▶ _Problem description_
Lines in the listing below that contain the string "Moderate" are to be found and copied.

....

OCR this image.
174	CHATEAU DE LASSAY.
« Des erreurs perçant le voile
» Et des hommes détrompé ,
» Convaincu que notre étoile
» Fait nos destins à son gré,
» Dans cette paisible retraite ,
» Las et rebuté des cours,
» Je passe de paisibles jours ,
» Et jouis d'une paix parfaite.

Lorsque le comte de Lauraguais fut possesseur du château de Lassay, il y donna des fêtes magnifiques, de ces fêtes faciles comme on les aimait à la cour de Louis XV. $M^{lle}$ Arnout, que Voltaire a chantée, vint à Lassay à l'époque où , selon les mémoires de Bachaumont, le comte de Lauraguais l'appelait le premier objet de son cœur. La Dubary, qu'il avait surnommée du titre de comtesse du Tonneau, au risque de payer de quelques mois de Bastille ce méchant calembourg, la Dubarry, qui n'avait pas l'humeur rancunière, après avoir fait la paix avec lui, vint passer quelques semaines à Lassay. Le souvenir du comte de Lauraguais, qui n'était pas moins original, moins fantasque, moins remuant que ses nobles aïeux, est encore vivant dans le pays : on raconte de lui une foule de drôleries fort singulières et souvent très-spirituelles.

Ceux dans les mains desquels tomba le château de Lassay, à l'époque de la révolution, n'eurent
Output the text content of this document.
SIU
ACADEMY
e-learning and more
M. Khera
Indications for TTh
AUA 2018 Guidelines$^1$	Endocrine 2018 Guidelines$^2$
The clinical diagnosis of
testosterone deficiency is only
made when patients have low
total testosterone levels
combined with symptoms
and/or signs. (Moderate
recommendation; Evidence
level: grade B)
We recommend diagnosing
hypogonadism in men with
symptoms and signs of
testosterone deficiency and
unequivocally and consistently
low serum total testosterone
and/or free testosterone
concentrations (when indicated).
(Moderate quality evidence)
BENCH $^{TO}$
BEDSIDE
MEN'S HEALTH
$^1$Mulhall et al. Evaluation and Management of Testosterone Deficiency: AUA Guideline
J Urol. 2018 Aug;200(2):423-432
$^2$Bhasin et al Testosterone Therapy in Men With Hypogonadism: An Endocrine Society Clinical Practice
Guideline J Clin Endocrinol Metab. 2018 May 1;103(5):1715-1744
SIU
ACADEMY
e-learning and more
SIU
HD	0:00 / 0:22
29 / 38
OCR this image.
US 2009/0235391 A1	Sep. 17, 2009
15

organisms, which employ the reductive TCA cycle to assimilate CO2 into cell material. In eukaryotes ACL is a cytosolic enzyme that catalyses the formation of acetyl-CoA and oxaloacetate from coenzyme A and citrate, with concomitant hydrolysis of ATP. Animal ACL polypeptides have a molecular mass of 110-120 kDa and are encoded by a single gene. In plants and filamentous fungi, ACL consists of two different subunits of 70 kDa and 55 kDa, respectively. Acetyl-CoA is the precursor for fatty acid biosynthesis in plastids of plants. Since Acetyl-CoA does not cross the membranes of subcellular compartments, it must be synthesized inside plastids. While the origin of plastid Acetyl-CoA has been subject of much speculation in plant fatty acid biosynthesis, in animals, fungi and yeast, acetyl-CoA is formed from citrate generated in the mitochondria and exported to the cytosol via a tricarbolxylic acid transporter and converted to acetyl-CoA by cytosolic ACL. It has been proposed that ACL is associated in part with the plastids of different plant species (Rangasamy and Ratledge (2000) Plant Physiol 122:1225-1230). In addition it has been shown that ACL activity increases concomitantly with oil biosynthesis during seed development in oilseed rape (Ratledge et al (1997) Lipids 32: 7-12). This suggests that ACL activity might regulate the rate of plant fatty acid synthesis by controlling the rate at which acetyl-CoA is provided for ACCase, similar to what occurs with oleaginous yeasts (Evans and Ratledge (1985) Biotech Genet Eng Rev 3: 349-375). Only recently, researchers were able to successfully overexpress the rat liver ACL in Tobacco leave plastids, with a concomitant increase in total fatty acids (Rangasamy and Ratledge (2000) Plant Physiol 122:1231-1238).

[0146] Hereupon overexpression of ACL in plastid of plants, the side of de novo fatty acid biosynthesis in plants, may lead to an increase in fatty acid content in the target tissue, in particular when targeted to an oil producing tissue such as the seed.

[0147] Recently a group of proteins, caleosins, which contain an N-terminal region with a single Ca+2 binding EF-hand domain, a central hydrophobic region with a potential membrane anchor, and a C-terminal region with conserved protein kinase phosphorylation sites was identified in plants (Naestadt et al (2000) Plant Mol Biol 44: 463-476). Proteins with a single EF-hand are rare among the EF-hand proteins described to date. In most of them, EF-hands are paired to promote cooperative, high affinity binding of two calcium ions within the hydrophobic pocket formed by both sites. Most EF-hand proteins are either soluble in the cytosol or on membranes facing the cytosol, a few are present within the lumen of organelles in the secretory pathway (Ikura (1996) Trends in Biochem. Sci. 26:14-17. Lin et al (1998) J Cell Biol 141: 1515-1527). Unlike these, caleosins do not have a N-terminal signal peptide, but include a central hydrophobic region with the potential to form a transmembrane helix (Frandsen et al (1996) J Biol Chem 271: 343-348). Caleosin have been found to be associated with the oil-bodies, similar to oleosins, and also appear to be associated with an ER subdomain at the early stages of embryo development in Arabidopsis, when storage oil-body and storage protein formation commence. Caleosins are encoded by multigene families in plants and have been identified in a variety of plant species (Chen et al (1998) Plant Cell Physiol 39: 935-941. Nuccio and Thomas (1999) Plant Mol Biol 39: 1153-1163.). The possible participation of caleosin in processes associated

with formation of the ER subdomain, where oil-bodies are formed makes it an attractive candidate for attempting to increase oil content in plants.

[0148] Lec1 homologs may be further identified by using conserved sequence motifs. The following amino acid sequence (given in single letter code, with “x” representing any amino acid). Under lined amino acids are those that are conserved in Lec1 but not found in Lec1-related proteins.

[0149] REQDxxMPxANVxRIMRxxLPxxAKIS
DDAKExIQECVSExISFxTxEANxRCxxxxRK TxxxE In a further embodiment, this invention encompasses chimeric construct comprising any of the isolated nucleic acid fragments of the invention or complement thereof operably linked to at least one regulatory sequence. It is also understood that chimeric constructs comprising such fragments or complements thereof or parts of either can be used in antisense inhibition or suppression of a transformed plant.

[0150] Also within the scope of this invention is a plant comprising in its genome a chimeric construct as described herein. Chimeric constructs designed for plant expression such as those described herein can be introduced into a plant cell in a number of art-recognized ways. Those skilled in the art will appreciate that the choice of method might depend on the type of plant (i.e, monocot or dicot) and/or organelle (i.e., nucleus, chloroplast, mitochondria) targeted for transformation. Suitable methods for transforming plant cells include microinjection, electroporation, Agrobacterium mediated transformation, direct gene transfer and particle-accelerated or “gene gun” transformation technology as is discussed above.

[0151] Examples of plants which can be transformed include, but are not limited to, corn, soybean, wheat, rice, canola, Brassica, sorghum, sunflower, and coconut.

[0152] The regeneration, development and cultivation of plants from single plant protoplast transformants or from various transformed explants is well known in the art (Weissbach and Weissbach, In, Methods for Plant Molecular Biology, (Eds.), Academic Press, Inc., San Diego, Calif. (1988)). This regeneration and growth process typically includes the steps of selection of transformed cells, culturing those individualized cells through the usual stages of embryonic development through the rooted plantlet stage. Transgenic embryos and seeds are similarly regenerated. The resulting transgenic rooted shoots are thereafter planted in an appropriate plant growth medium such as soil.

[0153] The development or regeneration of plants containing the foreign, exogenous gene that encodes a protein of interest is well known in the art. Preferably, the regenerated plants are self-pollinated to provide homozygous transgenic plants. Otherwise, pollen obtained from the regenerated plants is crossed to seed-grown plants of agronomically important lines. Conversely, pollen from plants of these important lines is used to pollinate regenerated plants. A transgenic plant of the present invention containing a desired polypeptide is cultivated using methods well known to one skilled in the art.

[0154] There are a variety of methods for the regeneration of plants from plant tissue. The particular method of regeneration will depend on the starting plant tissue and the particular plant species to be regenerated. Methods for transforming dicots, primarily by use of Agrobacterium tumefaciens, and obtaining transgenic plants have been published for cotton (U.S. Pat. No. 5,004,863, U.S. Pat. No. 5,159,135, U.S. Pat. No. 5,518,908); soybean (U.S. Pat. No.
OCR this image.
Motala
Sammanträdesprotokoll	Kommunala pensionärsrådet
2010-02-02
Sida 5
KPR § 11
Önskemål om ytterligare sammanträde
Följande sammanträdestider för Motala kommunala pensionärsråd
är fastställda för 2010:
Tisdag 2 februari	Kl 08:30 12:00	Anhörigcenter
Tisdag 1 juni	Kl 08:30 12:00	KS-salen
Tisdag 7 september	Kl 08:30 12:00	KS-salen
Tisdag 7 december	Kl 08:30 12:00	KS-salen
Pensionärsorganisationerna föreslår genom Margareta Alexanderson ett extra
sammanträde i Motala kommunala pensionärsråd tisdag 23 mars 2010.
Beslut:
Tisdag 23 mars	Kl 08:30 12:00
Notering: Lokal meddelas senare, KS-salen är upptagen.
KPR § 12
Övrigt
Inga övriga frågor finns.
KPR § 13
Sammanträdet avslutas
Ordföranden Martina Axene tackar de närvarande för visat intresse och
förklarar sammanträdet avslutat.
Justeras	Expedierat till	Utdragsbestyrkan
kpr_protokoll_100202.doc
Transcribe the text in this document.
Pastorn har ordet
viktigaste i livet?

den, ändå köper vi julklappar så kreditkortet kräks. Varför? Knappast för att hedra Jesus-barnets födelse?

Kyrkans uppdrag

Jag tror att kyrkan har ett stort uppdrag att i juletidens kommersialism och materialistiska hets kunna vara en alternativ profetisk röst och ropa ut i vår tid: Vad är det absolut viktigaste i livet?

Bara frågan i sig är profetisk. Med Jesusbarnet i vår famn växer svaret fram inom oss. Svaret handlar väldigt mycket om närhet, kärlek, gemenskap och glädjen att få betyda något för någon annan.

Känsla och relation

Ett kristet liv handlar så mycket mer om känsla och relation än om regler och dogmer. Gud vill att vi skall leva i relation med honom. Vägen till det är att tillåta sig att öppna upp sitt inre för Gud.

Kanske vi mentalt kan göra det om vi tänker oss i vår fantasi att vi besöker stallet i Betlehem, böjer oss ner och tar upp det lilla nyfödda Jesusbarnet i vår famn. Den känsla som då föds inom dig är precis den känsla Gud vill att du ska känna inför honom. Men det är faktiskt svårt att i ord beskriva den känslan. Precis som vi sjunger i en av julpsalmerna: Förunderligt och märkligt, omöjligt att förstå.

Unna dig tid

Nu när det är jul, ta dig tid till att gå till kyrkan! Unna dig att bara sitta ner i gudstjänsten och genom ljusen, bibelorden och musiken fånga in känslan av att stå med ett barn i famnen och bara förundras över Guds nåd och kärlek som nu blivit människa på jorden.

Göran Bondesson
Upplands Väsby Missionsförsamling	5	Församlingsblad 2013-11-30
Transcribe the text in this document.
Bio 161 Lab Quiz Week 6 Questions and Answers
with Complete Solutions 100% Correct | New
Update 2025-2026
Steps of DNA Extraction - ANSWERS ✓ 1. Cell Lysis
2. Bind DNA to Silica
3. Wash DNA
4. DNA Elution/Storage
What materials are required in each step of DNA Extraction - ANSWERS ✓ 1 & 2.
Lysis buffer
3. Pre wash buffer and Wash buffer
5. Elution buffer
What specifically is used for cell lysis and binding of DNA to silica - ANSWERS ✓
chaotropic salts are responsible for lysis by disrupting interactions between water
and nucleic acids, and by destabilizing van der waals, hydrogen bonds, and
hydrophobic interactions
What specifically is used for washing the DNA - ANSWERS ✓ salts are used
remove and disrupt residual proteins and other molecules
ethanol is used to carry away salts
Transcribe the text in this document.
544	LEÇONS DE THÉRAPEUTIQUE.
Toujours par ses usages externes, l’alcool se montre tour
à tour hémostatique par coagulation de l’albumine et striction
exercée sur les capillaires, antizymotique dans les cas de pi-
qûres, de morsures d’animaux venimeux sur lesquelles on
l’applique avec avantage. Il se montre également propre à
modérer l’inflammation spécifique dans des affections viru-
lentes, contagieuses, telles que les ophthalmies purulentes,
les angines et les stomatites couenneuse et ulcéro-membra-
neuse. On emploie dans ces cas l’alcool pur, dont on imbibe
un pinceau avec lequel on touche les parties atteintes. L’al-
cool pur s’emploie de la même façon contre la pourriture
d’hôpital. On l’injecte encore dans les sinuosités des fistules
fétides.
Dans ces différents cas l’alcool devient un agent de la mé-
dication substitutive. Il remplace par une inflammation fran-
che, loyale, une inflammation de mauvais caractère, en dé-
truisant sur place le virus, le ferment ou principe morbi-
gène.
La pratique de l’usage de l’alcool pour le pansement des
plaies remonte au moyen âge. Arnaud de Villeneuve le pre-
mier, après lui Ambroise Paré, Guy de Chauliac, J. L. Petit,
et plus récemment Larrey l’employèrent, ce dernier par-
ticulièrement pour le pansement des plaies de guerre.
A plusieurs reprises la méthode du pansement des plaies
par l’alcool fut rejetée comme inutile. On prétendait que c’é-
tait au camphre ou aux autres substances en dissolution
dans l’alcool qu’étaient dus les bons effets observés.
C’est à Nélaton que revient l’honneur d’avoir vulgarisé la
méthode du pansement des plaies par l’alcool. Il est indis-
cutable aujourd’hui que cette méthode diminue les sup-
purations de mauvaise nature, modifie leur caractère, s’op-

....

▶ _Solution_
and/or signs. (Moderate
(Moderate quality evidence)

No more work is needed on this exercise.